• Given records:
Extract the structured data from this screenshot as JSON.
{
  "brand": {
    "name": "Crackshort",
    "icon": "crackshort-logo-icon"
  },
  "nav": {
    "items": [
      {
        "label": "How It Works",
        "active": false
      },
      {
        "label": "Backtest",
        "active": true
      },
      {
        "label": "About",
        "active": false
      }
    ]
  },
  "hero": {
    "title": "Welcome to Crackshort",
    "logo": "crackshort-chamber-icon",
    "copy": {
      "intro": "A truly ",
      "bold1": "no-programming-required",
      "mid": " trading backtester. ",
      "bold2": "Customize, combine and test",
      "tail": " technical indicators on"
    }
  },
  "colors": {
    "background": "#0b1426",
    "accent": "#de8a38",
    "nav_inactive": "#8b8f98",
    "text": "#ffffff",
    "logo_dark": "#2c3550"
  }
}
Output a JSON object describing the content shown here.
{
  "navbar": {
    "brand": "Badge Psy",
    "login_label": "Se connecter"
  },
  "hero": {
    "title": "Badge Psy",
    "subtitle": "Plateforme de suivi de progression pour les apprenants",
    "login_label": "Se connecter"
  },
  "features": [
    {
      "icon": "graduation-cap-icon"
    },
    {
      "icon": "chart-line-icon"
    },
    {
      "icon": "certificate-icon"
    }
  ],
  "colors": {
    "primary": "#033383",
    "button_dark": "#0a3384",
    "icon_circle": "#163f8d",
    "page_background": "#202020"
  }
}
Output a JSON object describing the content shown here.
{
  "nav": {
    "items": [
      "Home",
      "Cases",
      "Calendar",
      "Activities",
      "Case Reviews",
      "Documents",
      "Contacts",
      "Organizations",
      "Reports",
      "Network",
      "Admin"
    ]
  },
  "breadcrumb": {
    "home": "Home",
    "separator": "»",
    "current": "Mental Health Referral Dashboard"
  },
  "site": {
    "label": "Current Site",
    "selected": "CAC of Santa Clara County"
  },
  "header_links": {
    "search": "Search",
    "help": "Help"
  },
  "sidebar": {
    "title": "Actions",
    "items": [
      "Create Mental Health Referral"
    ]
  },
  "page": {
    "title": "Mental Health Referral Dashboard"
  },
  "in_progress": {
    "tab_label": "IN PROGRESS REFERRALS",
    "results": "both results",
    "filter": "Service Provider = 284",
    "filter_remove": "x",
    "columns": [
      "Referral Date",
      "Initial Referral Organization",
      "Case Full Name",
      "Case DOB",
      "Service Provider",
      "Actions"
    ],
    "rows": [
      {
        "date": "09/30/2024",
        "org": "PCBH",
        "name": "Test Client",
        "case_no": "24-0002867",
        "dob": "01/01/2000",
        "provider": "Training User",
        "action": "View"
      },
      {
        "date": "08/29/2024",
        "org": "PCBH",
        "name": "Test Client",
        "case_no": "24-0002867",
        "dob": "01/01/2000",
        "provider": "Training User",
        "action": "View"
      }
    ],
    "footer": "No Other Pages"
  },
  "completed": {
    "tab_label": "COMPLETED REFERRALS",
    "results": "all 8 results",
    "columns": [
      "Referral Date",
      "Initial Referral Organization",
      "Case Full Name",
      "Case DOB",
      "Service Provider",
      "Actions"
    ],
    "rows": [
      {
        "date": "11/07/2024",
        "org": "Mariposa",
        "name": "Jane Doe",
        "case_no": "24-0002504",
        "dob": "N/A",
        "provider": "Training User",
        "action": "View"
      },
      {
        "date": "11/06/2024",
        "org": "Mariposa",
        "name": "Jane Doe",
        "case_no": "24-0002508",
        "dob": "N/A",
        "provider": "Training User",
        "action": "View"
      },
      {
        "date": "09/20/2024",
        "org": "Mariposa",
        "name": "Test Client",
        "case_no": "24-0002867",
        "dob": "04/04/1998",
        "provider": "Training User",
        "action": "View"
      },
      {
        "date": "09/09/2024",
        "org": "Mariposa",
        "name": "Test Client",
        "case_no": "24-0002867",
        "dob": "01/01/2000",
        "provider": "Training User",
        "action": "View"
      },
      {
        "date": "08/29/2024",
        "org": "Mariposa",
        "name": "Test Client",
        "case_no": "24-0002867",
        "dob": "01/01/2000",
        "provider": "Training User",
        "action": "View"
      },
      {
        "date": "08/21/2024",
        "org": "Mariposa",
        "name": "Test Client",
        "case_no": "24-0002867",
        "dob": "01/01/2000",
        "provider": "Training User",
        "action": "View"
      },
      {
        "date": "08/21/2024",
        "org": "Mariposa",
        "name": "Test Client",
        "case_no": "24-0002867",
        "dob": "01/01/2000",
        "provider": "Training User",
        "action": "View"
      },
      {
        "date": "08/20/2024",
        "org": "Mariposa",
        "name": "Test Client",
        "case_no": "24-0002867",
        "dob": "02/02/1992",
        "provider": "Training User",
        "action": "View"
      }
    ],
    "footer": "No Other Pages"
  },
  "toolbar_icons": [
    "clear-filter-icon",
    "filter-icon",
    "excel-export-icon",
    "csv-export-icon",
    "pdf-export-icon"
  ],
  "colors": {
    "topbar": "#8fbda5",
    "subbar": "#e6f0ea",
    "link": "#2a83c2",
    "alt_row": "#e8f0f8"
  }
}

• Exercise: Would you write down every record again, exactly?

• Exercise result:
Extract the structured data from this screenshot as JSON.
{
  "brand": {
    "name": "Crackshort",
    "icon": "crackshort-logo-icon"
  },
  "nav": {
    "items": [
      {
        "label": "How It Works",
        "active": false
      },
      {
        "label": "Backtest",
        "active": true
      },
      {
        "label": "About",
        "active": false
      }
    ]
  },
  "hero": {
    "title": "Welcome to Crackshort",
    "logo": "crackshort-chamber-icon",
    "copy": {
      "intro": "A truly ",
      "bold1": "no-programming-required",
      "mid": " trading backtester. ",
      "bold2": "Customize, combine and test",
      "tail": " technical indicators on"
    }
  },
  "colors": {
    "background": "#0b1426",
    "accent": "#de8a38",
    "nav_inactive": "#8b8f98",
    "text": "#ffffff",
    "logo_dark": "#2c3550"
  }
}
Output a JSON object describing the content shown here.
{
  "navbar": {
    "brand": "Badge Psy",
    "login_label": "Se connecter"
  },
  "hero": {
    "title": "Badge Psy",
    "subtitle": "Plateforme de suivi de progression pour les apprenants",
    "login_label": "Se connecter"
  },
  "features": [
    {
      "icon": "graduation-cap-icon"
    },
    {
      "icon": "chart-line-icon"
    },
    {
      "icon": "certificate-icon"
    }
  ],
  "colors": {
    "primary": "#033383",
    "button_dark": "#0a3384",
    "icon_circle": "#163f8d",
    "page_background": "#202020"
  }
}
Output a JSON object describing the content shown here.
{
  "nav": {
    "items": [
      "Home",
      "Cases",
      "Calendar",
      "Activities",
      "Case Reviews",
      "Documents",
      "Contacts",
      "Organizations",
      "Reports",
      "Network",
      "Admin"
    ]
  },
  "breadcrumb": {
    "home": "Home",
    "separator": "»",
    "current": "Mental Health Referral Dashboard"
  },
  "site": {
    "label": "Current Site",
    "selected": "CAC of Santa Clara County"
  },
  "header_links": {
    "search": "Search",
    "help": "Help"
  },
  "sidebar": {
    "title": "Actions",
    "items": [
      "Create Mental Health Referral"
    ]
  },
  "page": {
    "title": "Mental Health Referral Dashboard"
  },
  "in_progress": {
    "tab_label": "IN PROGRESS REFERRALS",
    "results": "both results",
    "filter": "Service Provider = 284",
    "filter_remove": "x",
    "columns": [
      "Referral Date",
      "Initial Referral Organization",
      "Case Full Name",
      "Case DOB",
      "Service Provider",
      "Actions"
    ],
    "rows": [
      {
        "date": "09/30/2024",
        "org": "PCBH",
        "name": "Test Client",
        "case_no": "24-0002867",
        "dob": "01/01/2000",
        "provider": "Training User",
        "action": "View"
      },
      {
        "date": "08/29/2024",
        "org": "PCBH",
        "name": "Test Client",
        "case_no": "24-0002867",
        "dob": "01/01/2000",
        "provider": "Training User",
        "action": "View"
      }
    ],
    "footer": "No Other Pages"
  },
  "completed": {
    "tab_label": "COMPLETED REFERRALS",
    "results": "all 8 results",
    "columns": [
      "Referral Date",
      "Initial Referral Organization",
      "Case Full Name",
      "Case DOB",
      "Service Provider",
      "Actions"
    ],
    "rows": [
      {
        "date": "11/07/2024",
        "org": "Mariposa",
        "name": "Jane Doe",
        "case_no": "24-0002504",
        "dob": "N/A",
        "provider": "Training User",
        "action": "View"
      },
      {
        "date": "11/06/2024",
        "org": "Mariposa",
        "name": "Jane Doe",
        "case_no": "24-0002508",
        "dob": "N/A",
        "provider": "Training User",
        "action": "View"
      },
      {
        "date": "09/20/2024",
        "org": "Mariposa",
        "name": "Test Client",
        "case_no": "24-0002867",
        "dob": "04/04/1998",
        "provider": "Training User",
        "action": "View"
      },
      {
        "date": "09/09/2024",
        "org": "Mariposa",
        "name": "Test Client",
        "case_no": "24-0002867",
        "dob": "01/01/2000",
        "provider": "Training User",
        "action": "View"
      },
      {
        "date": "08/29/2024",
        "org": "Mariposa",
        "name": "Test Client",
        "case_no": "24-0002867",
        "dob": "01/01/2000",
        "provider": "Training User",
        "action": "View"
      },
      {
        "date": "08/21/2024",
        "org": "Mariposa",
        "name": "Test Client",
        "case_no": "24-0002867",
        "dob": "01/01/2000",
        "provider": "Training User",
        "action": "View"
      },
      {
        "date": "08/21/2024",
        "org": "Mariposa",
        "name": "Test Client",
        "case_no": "24-0002867",
        "dob": "01/01/2000",
        "provider": "Training User",
        "action": "View"
      },
      {
        "date": "08/20/2024",
        "org": "Mariposa",
        "name": "Test Client",
        "case_no": "24-0002867",
        "dob": "02/02/1992",
        "provider": "Training User",
        "action": "View"
      }
    ],
    "footer": "No Other Pages"
  },
  "toolbar_icons": [
    "clear-filter-icon",
    "filter-icon",
    "excel-export-icon",
    "csv-export-icon",
    "pdf-export-icon"
  ],
  "colors": {
    "topbar": "#8fbda5",
    "subbar": "#e6f0ea",
    "link": "#2a83c2",
    "alt_row": "#e8f0f8"
  }
}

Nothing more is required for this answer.